_TASK INSTRUCTIONS:_ Report every line in the listing below where the string "AIZL" shows up.

_RECORD EXTRACTS:_
================================

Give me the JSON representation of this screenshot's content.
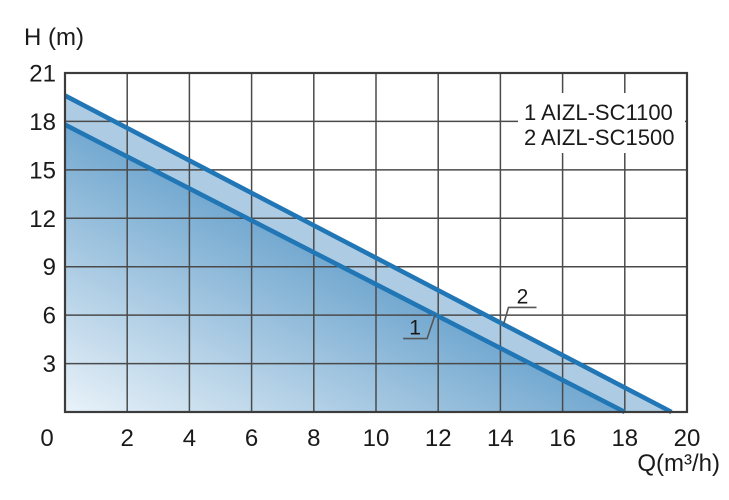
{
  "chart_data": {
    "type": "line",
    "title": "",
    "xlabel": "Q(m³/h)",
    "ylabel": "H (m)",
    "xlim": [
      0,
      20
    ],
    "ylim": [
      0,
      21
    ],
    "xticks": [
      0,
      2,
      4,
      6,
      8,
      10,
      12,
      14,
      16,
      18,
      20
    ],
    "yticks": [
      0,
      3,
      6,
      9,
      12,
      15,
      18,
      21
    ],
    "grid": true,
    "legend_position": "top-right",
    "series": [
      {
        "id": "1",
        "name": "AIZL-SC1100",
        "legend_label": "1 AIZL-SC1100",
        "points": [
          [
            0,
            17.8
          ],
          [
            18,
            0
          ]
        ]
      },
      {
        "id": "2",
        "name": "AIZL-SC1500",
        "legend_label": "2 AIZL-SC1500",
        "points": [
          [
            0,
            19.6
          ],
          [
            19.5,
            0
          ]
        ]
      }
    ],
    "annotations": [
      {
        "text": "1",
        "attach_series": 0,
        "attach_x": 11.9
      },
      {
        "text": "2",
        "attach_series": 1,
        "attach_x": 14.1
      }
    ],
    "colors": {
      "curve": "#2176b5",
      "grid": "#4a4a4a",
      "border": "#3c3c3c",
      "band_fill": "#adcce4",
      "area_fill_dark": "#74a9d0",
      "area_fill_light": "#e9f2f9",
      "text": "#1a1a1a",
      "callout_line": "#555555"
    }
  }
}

================================

_FULL RESPONSE:_
        "name": "AIZL-SC1100",
        "legend_label": "1 AIZL-SC1100",
        "name": "AIZL-SC1500",
        "legend_label": "2 AIZL-SC1500",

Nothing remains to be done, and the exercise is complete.